(Required task)
All of the data below should be written out exactly.

(Records from a data collection)
□ □ □ □ □ □ □

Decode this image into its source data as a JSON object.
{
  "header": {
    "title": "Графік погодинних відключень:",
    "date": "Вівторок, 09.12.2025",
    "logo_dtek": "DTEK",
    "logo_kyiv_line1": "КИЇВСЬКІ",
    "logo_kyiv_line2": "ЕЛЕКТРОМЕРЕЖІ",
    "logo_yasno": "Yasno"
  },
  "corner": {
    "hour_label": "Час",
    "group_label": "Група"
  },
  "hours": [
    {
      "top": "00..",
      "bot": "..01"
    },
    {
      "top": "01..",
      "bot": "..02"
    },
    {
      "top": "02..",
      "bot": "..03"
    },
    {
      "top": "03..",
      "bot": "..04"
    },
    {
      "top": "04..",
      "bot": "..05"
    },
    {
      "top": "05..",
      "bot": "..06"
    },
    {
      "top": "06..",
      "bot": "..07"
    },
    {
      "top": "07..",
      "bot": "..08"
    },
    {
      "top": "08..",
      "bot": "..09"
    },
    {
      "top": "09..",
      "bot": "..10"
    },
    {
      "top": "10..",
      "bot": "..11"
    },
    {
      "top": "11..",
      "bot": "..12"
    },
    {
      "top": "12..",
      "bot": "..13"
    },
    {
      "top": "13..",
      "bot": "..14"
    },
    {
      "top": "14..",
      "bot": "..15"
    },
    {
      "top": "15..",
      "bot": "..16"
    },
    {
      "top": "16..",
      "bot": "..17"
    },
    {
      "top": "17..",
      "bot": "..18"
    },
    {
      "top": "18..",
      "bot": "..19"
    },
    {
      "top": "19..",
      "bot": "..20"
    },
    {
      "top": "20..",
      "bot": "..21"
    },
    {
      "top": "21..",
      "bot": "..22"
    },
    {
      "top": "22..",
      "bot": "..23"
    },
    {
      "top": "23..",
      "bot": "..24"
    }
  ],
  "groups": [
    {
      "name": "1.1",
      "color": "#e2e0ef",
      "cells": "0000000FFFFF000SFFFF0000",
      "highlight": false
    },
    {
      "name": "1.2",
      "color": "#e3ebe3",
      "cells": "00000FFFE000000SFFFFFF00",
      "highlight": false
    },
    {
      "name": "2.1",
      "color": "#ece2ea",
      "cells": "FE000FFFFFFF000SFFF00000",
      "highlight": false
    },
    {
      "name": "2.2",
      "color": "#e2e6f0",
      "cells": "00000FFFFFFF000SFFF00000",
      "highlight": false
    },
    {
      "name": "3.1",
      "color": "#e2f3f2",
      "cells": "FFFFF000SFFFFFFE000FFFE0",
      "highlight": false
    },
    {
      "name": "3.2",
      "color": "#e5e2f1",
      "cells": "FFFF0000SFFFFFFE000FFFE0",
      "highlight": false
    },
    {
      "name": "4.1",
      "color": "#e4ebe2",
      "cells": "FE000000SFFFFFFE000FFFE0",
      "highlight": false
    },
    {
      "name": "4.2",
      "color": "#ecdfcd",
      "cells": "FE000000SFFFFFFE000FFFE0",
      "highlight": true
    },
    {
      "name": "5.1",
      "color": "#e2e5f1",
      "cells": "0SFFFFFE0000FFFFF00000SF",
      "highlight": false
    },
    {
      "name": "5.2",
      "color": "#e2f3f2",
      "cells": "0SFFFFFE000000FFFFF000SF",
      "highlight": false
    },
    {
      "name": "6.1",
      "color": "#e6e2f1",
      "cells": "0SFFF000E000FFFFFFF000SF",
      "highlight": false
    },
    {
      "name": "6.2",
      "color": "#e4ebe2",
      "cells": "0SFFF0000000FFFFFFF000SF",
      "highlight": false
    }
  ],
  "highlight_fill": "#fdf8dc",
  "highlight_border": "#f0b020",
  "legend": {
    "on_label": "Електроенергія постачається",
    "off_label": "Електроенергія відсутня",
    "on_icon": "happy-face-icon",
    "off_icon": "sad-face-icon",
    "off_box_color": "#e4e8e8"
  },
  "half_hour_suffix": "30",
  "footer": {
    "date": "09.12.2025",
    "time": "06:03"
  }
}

□ □ □ □ □ □ □

(Result of this task)
Decode this image into its source data as a JSON object.
{
  "header": {
    "title": "Графік погодинних відключень:",
    "date": "Вівторок, 09.12.2025",
    "logo_dtek": "DTEK",
    "logo_kyiv_line1": "КИЇВСЬКІ",
    "logo_kyiv_line2": "ЕЛЕКТРОМЕРЕЖІ",
    "logo_yasno": "Yasno"
  },
  "corner": {
    "hour_label": "Час",
    "group_label": "Група"
  },
  "hours": [
    {
      "top": "00..",
      "bot": "..01"
    },
    {
      "top": "01..",
      "bot": "..02"
    },
    {
      "top": "02..",
      "bot": "..03"
    },
    {
      "top": "03..",
      "bot": "..04"
    },
    {
      "top": "04..",
      "bot": "..05"
    },
    {
      "top": "05..",
      "bot": "..06"
    },
    {
      "top": "06..",
      "bot": "..07"
    },
    {
      "top": "07..",
      "bot": "..08"
    },
    {
      "top": "08..",
      "bot": "..09"
    },
    {
      "top": "09..",
      "bot": "..10"
    },
    {
      "top": "10..",
      "bot": "..11"
    },
    {
      "top": "11..",
      "bot": "..12"
    },
    {
      "top": "12..",
      "bot": "..13"
    },
    {
      "top": "13..",
      "bot": "..14"
    },
    {
      "top": "14..",
      "bot": "..15"
    },
    {
      "top": "15..",
      "bot": "..16"
    },
    {
      "top": "16..",
      "bot": "..17"
    },
    {
      "top": "17..",
      "bot": "..18"
    },
    {
      "top": "18..",
      "bot": "..19"
    },
    {
      "top": "19..",
      "bot": "..20"
    },
    {
      "top": "20..",
      "bot": "..21"
    },
    {
      "top": "21..",
      "bot": "..22"
    },
    {
      "top": "22..",
      "bot": "..23"
    },
    {
      "top": "23..",
      "bot": "..24"
    }
  ],
  "groups": [
    {
      "name": "1.1",
      "color": "#e2e0ef",
      "cells": "0000000FFFFF000SFFFF0000",
      "highlight": false
    },
    {
      "name": "1.2",
      "color": "#e3ebe3",
      "cells": "00000FFFE000000SFFFFFF00",
      "highlight": false
    },
    {
      "name": "2.1",
      "color": "#ece2ea",
      "cells": "FE000FFFFFFF000SFFF00000",
      "highlight": false
    },
    {
      "name": "2.2",
      "color": "#e2e6f0",
      "cells": "00000FFFFFFF000SFFF00000",
      "highlight": false
    },
    {
      "name": "3.1",
      "color": "#e2f3f2",
      "cells": "FFFFF000SFFFFFFE000FFFE0",
      "highlight": false
    },
    {
      "name": "3.2",
      "color": "#e5e2f1",
      "cells": "FFFF0000SFFFFFFE000FFFE0",
      "highlight": false
    },
    {
      "name": "4.1",
      "color": "#e4ebe2",
      "cells": "FE000000SFFFFFFE000FFFE0",
      "highlight": false
    },
    {
      "name": "4.2",
      "color": "#ecdfcd",
      "cells": "FE000000SFFFFFFE000FFFE0",
      "highlight": true
    },
    {
      "name": "5.1",
      "color": "#e2e5f1",
      "cells": "0SFFFFFE0000FFFFF00000SF",
      "highlight": false
    },
    {
      "name": "5.2",
      "color": "#e2f3f2",
      "cells": "0SFFFFFE000000FFFFF000SF",
      "highlight": false
    },
    {
      "name": "6.1",
      "color": "#e6e2f1",
      "cells": "0SFFF000E000FFFFFFF000SF",
      "highlight": false
    },
    {
      "name": "6.2",
      "color": "#e4ebe2",
      "cells": "0SFFF0000000FFFFFFF000SF",
      "highlight": false
    }
  ],
  "highlight_fill": "#fdf8dc",
  "highlight_border": "#f0b020",
  "legend": {
    "on_label": "Електроенергія постачається",
    "off_label": "Електроенергія відсутня",
    "on_icon": "happy-face-icon",
    "off_icon": "sad-face-icon",
    "off_box_color": "#e4e8e8"
  },
  "half_hour_suffix": "30",
  "footer": {
    "date": "09.12.2025",
    "time": "06:03"
  }
}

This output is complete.